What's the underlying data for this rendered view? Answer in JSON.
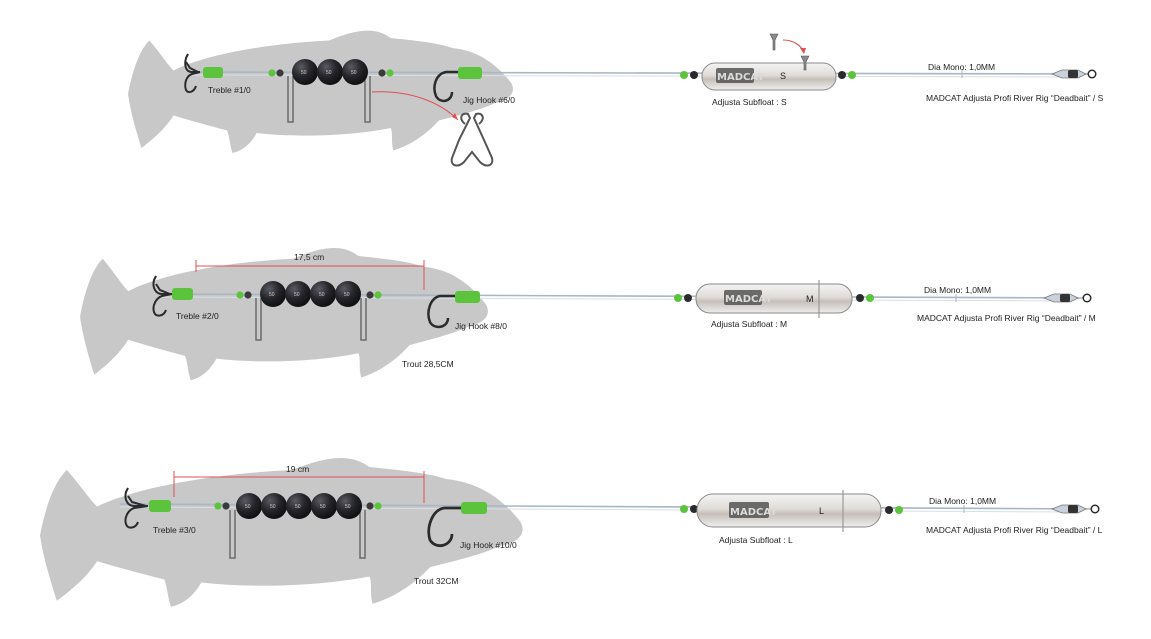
{
  "colors": {
    "fish": "#c8c8c8",
    "line": "#a9b6c4",
    "sleeve": "#5cc43c",
    "bead": "#1a1a1e",
    "measure": "#e05050",
    "hook": "#2b2b2b"
  },
  "rigs": [
    {
      "treble_label": "Treble #1/0",
      "jig_label": "Jig Hook #6/0",
      "float_label": "Adjusta Subfloat : S",
      "float_letter": "S",
      "float_brand": "MADCAT",
      "mono_label": "Dia Mono: 1,0MM",
      "rig_name": "MADCAT Adjusta Profi River Rig “Deadbait” / S",
      "measure_label": "",
      "trout_label": "",
      "bead_texts": [
        "50",
        "50",
        "50"
      ]
    },
    {
      "treble_label": "Treble #2/0",
      "jig_label": "Jig Hook #8/0",
      "float_label": "Adjusta Subfloat : M",
      "float_letter": "M",
      "float_brand": "MADCAT",
      "mono_label": "Dia Mono: 1,0MM",
      "rig_name": "MADCAT Adjusta Profi River Rig “Deadbait” / M",
      "measure_label": "17,5 cm",
      "trout_label": "Trout 28,5CM",
      "bead_texts": [
        "50",
        "50",
        "50",
        "50"
      ]
    },
    {
      "treble_label": "Treble #3/0",
      "jig_label": "Jig Hook #10/0",
      "float_label": "Adjusta Subfloat : L",
      "float_letter": "L",
      "float_brand": "MADCAT",
      "mono_label": "Dia Mono: 1,0MM",
      "rig_name": "MADCAT Adjusta Profi River Rig “Deadbait” / L",
      "measure_label": "19 cm",
      "trout_label": "Trout 32CM",
      "bead_texts": [
        "50",
        "50",
        "50",
        "50",
        "50"
      ]
    }
  ]
}
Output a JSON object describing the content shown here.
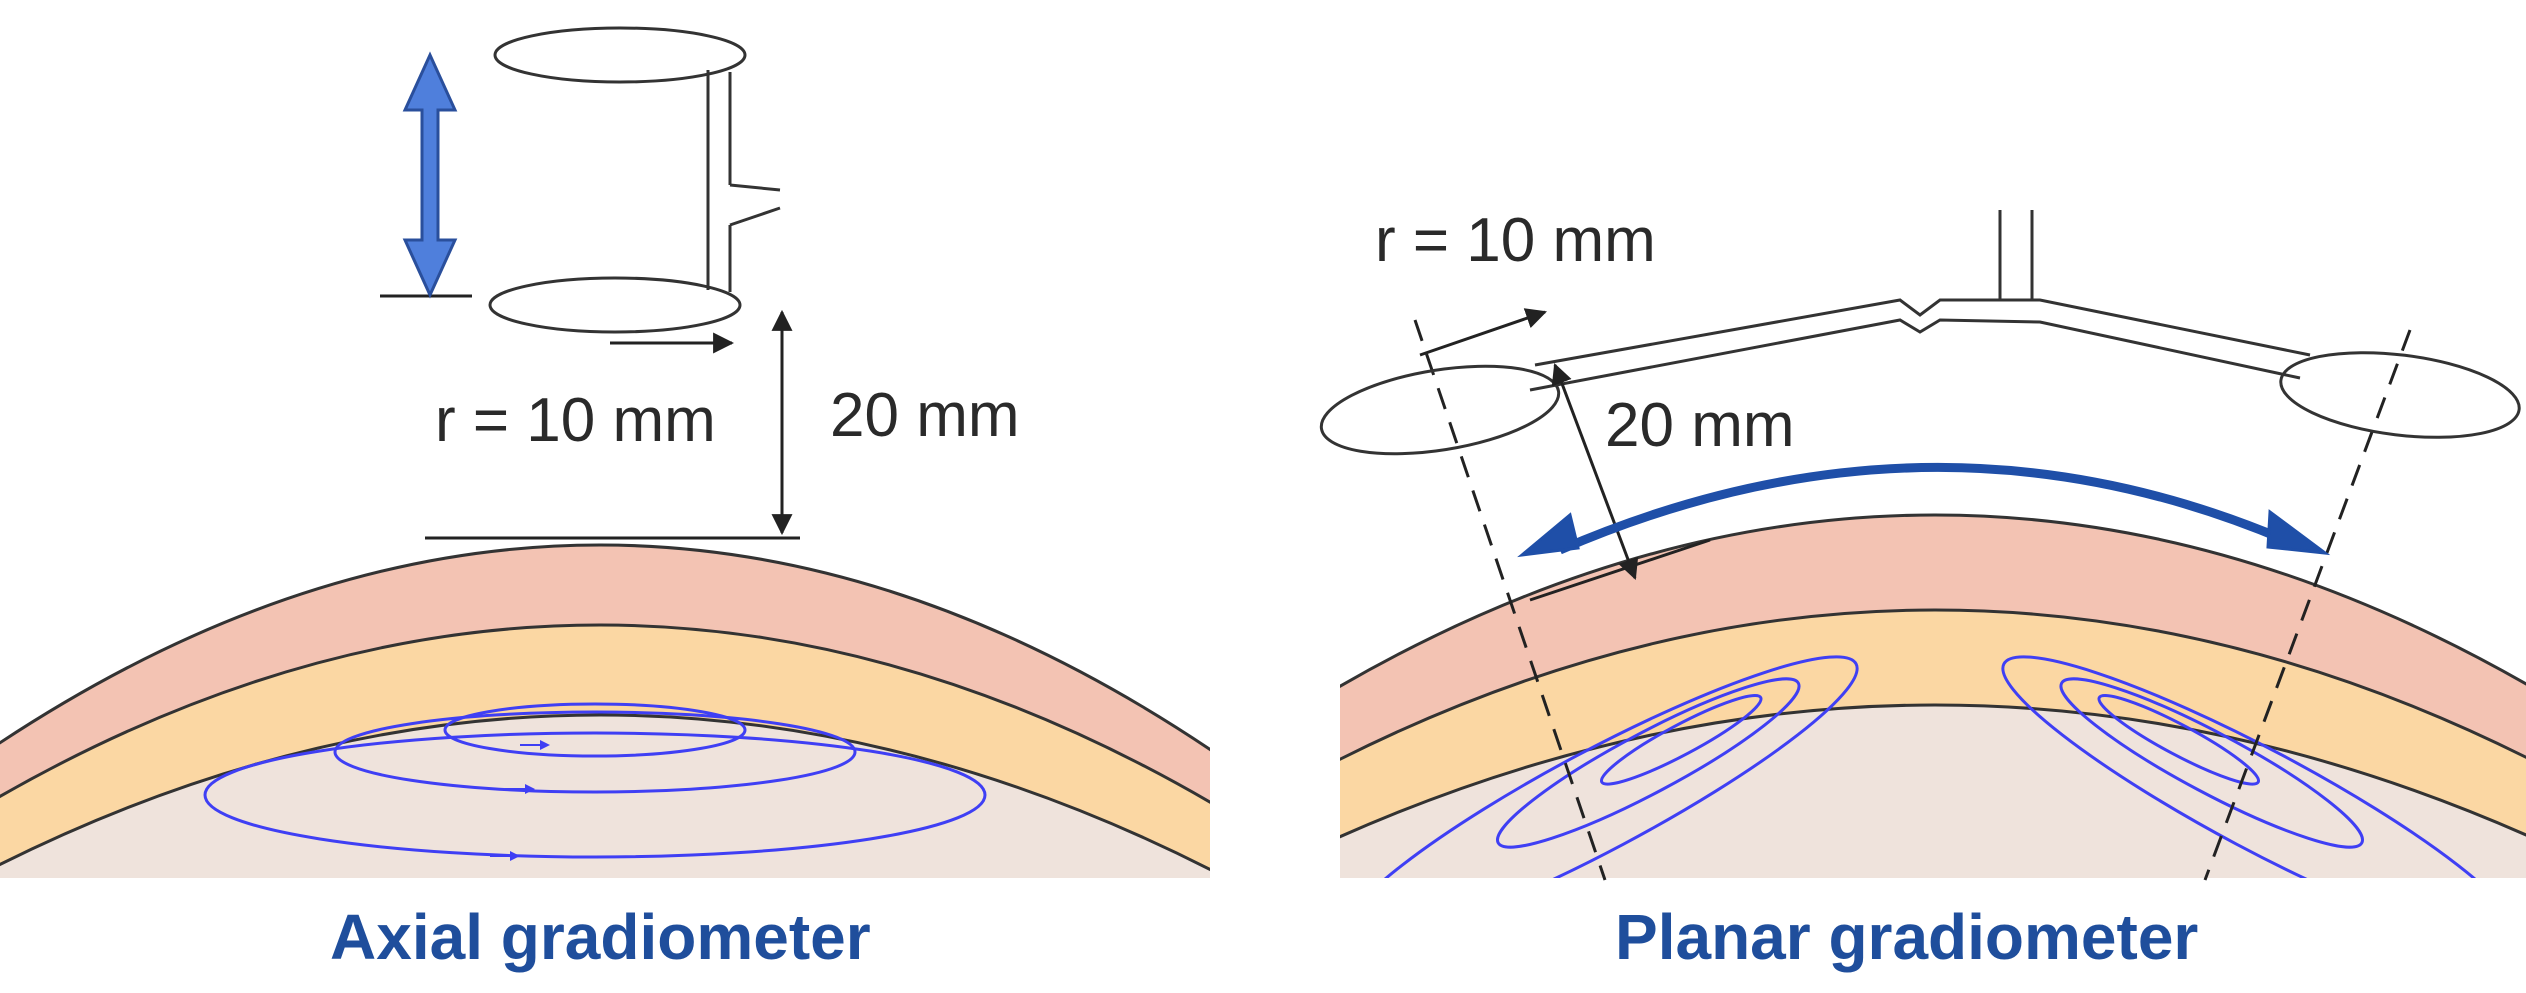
{
  "colors": {
    "skin": "#f3c3b3",
    "skull": "#fbd7a3",
    "brain": "#efe3dc",
    "current_loops": "#3f3ff4",
    "arrow_blue": "#4f7fdc",
    "arc_arrow": "#1f4fa8",
    "caption": "#1f4e9c",
    "line": "#222222"
  },
  "left_panel": {
    "radius_label": "r = 10 mm",
    "distance_label": "20 mm",
    "caption": "Axial gradiometer"
  },
  "right_panel": {
    "radius_label": "r = 10 mm",
    "distance_label": "20 mm",
    "caption": "Planar gradiometer"
  }
}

══════════

### Work to do
Give the material again exactly as it is, but keep the pictures out.

### Finished exercise
What's the underlying data for this rendered view? Answer in JSON.
{
  "colors": {
    "fish": "#c8c8c8",
    "line": "#a9b6c4",
    "sleeve": "#5cc43c",
    "bead": "#1a1a1e",
    "measure": "#e05050",
    "hook": "#2b2b2b"
  },
  "rigs": [
    {
      "treble_label": "Treble #1/0",
      "jig_label": "Jig Hook #6/0",
      "float_label": "Adjusta Subfloat : S",
      "float_letter": "S",
      "float_brand": "MADCAT",
      "mono_label": "Dia Mono: 1,0MM",
      "rig_name": "MADCAT Adjusta Profi River Rig “Deadbait” / S",
      "measure_label": "",
      "trout_label": "",
      "bead_texts": [
        "50",
        "50",
        "50"
      ]
    },
    {
      "treble_label": "Treble #2/0",
      "jig_label": "Jig Hook #8/0",
      "float_label": "Adjusta Subfloat : M",
      "float_letter": "M",
      "float_brand": "MADCAT",
      "mono_label": "Dia Mono: 1,0MM",
      "rig_name": "MADCAT Adjusta Profi River Rig “Deadbait” / M",
      "measure_label": "17,5 cm",
      "trout_label": "Trout 28,5CM",
      "bead_texts": [
        "50",
        "50",
        "50",
        "50"
      ]
    },
    {
      "treble_label": "Treble #3/0",
      "jig_label": "Jig Hook #10/0",
      "float_label": "Adjusta Subfloat : L",
      "float_letter": "L",
      "float_brand": "MADCAT",
      "mono_label": "Dia Mono: 1,0MM",
      "rig_name": "MADCAT Adjusta Profi River Rig “Deadbait” / L",
      "measure_label": "19 cm",
      "trout_label": "Trout 32CM",
      "bead_texts": [
        "50",
        "50",
        "50",
        "50",
        "50"
      ]
    }
  ]
}
Output a JSON object describing the content shown here.
{
  "colors": {
    "skin": "#f3c3b3",
    "skull": "#fbd7a3",
    "brain": "#efe3dc",
    "current_loops": "#3f3ff4",
    "arrow_blue": "#4f7fdc",
    "arc_arrow": "#1f4fa8",
    "caption": "#1f4e9c",
    "line": "#222222"
  },
  "left_panel": {
    "radius_label": "r = 10 mm",
    "distance_label": "20 mm",
    "caption": "Axial gradiometer"
  },
  "right_panel": {
    "radius_label": "r = 10 mm",
    "distance_label": "20 mm",
    "caption": "Planar gradiometer"
  }
}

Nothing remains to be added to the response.